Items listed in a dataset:
**********

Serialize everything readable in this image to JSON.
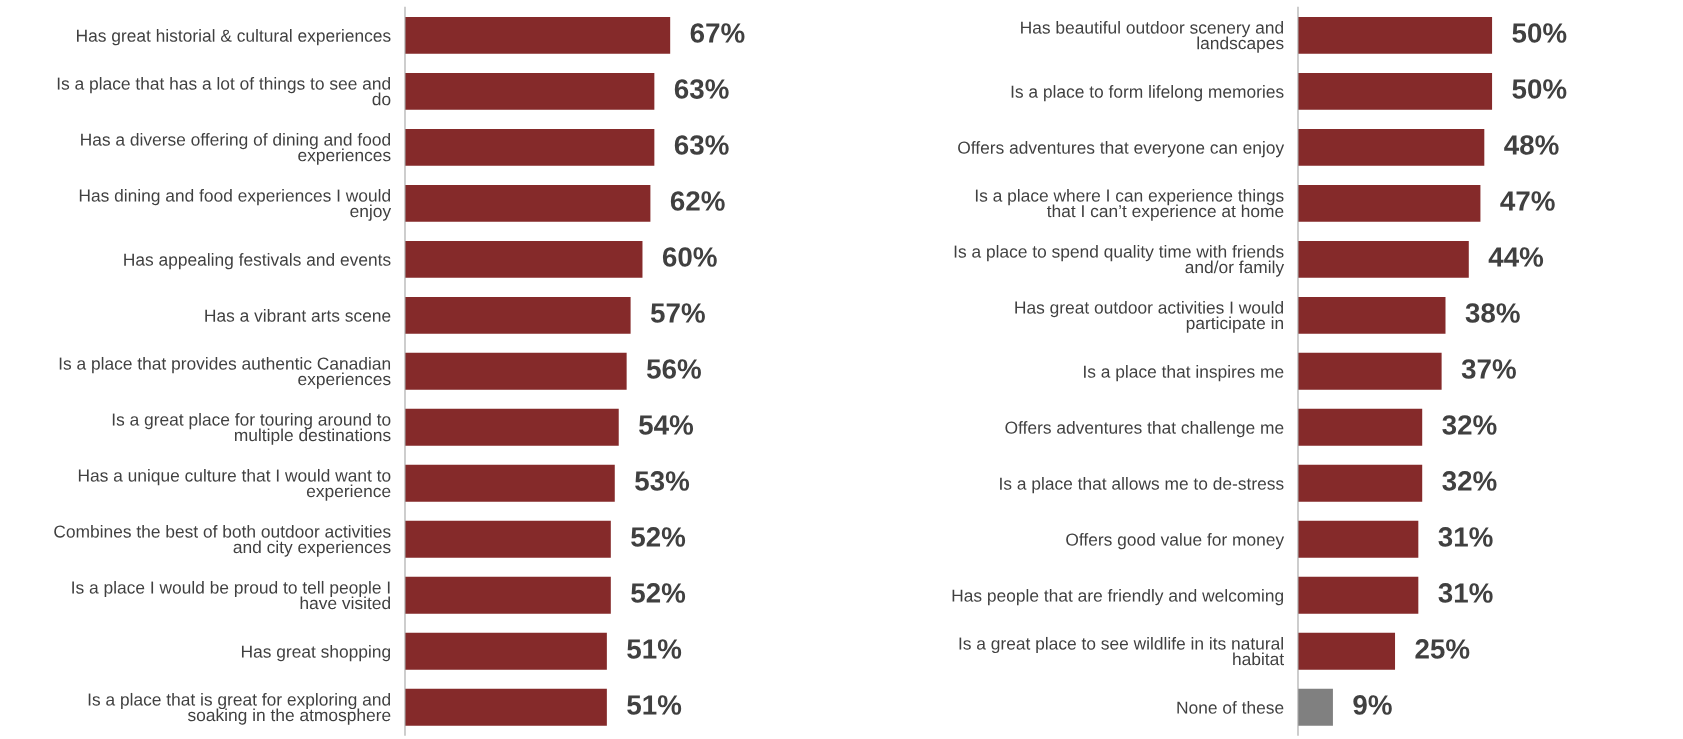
{
  "chart_data": [
    {
      "type": "bar",
      "orientation": "horizontal",
      "value_labels": [
        "67%",
        "63%",
        "63%",
        "62%",
        "60%",
        "57%",
        "56%",
        "54%",
        "53%",
        "52%",
        "52%",
        "51%",
        "51%"
      ],
      "categories": [
        "Has great historial & cultural experiences",
        "Is a place that has a lot of things to see and\ndo",
        "Has a diverse offering of dining and food\nexperiences",
        "Has dining and food experiences I would\nenjoy",
        "Has appealing festivals and events",
        "Has a vibrant arts scene",
        "Is a place that provides authentic Canadian\nexperiences",
        "Is a great place for touring around to\nmultiple destinations",
        "Has a unique culture that I would want to\nexperience",
        "Combines the best of both outdoor activities\nand city experiences",
        "Is a place I would be proud to tell people I\nhave visited",
        "Has great shopping",
        "Is a place that is great for exploring and\nsoaking in the atmosphere"
      ],
      "values": [
        67,
        63,
        63,
        62,
        60,
        57,
        56,
        54,
        53,
        52,
        52,
        51,
        51
      ],
      "colors": [
        "#852a2a",
        "#852a2a",
        "#852a2a",
        "#852a2a",
        "#852a2a",
        "#852a2a",
        "#852a2a",
        "#852a2a",
        "#852a2a",
        "#852a2a",
        "#852a2a",
        "#852a2a",
        "#852a2a"
      ]
    },
    {
      "type": "bar",
      "orientation": "horizontal",
      "value_labels": [
        "50%",
        "50%",
        "48%",
        "47%",
        "44%",
        "38%",
        "37%",
        "32%",
        "32%",
        "31%",
        "31%",
        "25%",
        "9%"
      ],
      "categories": [
        "Has beautiful outdoor scenery and\nlandscapes",
        "Is a place to form lifelong memories",
        "Offers adventures that everyone can enjoy",
        "Is a place where I can experience things\nthat I can’t experience at home",
        "Is a place to spend quality time with friends\nand/or family",
        "Has great outdoor activities I would\nparticipate in",
        "Is a place that inspires me",
        "Offers adventures that challenge me",
        "Is a place that allows me to de-stress",
        "Offers good value for money",
        "Has people that are friendly and welcoming",
        "Is a great place to see wildlife in its natural\nhabitat",
        "None of these"
      ],
      "values": [
        50,
        50,
        48,
        47,
        44,
        38,
        37,
        32,
        32,
        31,
        31,
        25,
        9
      ],
      "colors": [
        "#852a2a",
        "#852a2a",
        "#852a2a",
        "#852a2a",
        "#852a2a",
        "#852a2a",
        "#852a2a",
        "#852a2a",
        "#852a2a",
        "#852a2a",
        "#852a2a",
        "#852a2a",
        "#808080"
      ]
    }
  ]
}
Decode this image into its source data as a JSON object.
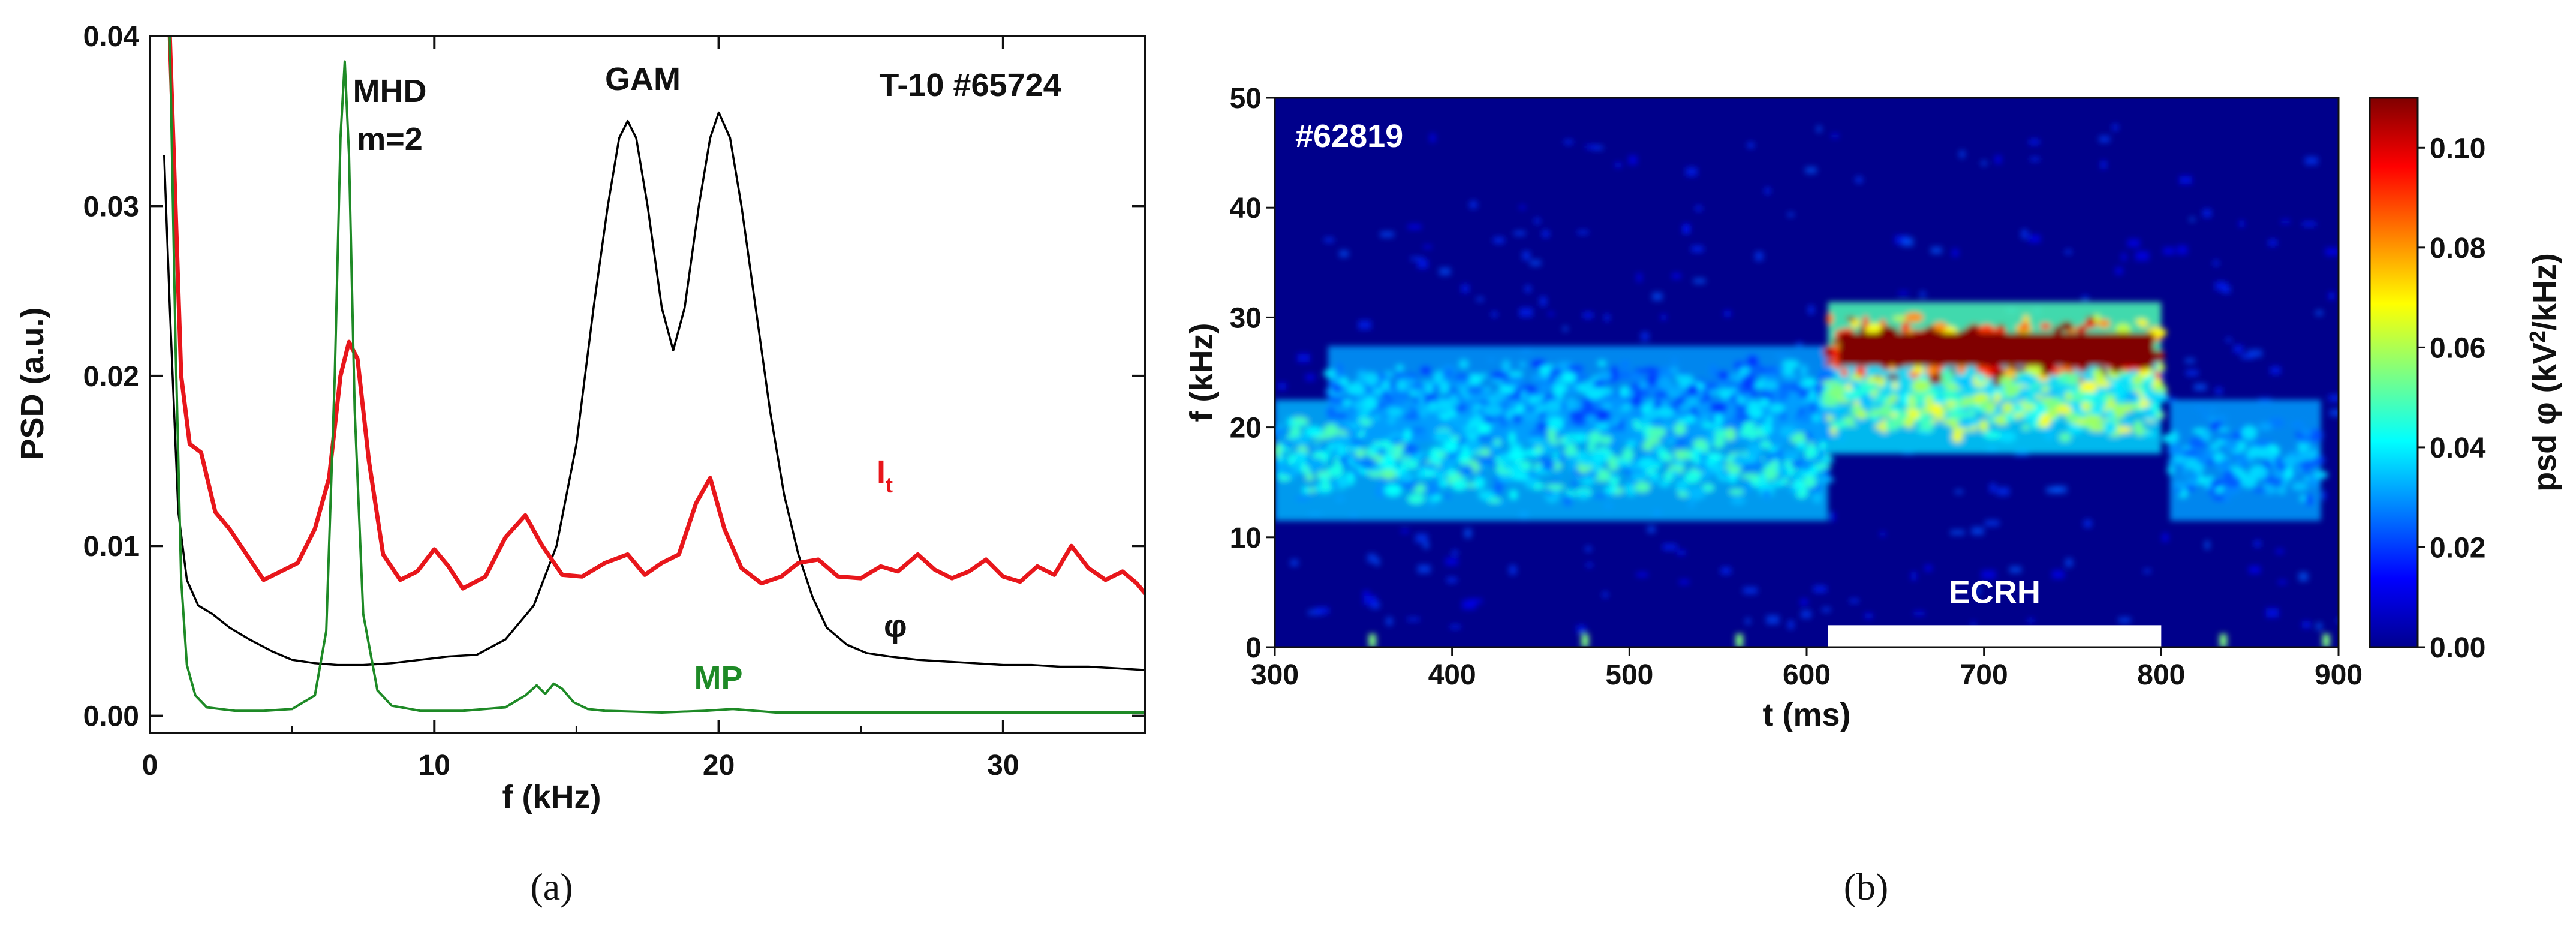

**********

Exercise requirements:
Looking at the material above, count the lines containing the string "dining" and reply with the count alone.

Worked solution:
2